> **Given passage**
+ + + + + + +

# I'm defending my thesis please comment



## isis (Apr 30, 2008)

I'm defending my thesis in a few days. None of my friends understand why I'm so nervous, no one understands. I know that technically I can do it because after all I've survived university all these years. 
But I'm still _terrified_. If you can post some encouragement comments or something it would really help, please. Thank you.


----------



## Prakas (Aug 26, 2009)

The only thing that really has helped me, is practicing in the mirror. Be prepared for it, and you shouldn't be as nervous. Just practice in the mirror once or twice a night before bed.


----------



## Alys (Oct 29, 2009)

Prakas said:


> Be prepared for it, and you shouldn't be as nervous. Just practice in the mirror once or twice a night before bed.


I agree...and like you said you've survived all of these years at school, so you have it in you to do it!


----------



## zookeeper (Jun 3, 2009)

Remember that you know your material better than they do. Professors like to act like they know everything, but you're the expert on this topic!


----------



## delirium (Jun 24, 2009)

+ + + + + + +

> **Challenge 1**
According to the thesis-defense forum thread, what is the only thing that has really helped Prakas?
The forum thread and the listing that follows it were taken from unrelated sources.

Data records:
+ + + + + + +

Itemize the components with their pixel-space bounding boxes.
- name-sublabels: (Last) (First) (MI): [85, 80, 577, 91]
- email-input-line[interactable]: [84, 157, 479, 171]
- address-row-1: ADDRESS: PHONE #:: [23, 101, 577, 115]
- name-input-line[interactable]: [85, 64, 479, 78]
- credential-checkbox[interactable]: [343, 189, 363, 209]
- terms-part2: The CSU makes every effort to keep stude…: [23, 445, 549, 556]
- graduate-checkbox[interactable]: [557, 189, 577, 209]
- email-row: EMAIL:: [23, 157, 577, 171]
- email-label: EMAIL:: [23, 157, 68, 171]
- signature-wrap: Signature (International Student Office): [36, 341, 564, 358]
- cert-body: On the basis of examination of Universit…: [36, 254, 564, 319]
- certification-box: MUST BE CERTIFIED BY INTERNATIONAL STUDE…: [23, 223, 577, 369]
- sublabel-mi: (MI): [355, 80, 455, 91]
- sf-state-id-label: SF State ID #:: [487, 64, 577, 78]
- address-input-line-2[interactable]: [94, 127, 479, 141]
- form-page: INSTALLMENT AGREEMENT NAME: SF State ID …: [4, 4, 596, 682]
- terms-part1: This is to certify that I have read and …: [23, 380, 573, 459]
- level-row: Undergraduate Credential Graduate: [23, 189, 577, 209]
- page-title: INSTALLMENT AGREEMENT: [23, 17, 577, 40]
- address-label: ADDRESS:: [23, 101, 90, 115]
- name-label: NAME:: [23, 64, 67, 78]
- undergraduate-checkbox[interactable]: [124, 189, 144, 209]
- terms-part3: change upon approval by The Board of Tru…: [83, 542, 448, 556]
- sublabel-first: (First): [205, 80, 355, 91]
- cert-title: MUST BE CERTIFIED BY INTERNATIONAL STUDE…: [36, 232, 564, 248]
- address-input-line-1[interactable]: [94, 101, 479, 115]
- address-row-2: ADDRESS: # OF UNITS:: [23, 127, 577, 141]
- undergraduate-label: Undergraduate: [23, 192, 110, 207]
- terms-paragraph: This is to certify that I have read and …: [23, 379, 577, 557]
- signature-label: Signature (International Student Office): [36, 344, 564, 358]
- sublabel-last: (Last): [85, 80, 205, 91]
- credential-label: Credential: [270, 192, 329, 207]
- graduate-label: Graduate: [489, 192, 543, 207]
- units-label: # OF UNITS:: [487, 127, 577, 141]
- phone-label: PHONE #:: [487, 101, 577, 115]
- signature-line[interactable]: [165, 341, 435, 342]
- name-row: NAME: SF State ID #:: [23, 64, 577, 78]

+ + + + + + +

> **Challenge 2**
Put the listing lines into a JSON list of strings, one string per line and no blank lines. Take only the lines from the start of the listing through the line containing "- name-input-line[interactable]: [85, 64, 479, 78]", including both ends.

> **Solution 1**
Practicing in the mirror.

> **Solution 2**
[
  "Itemize the components with their pixel-space bounding boxes.",
  "- name-sublabels: (Last) (First) (MI): [85, 80, 577, 91]",
  "- email-input-line[interactable]: [84, 157, 479, 171]",
  "- address-row-1: ADDRESS: PHONE #:: [23, 101, 577, 115]",
  "- name-input-line[interactable]: [85, 64, 479, 78]"
]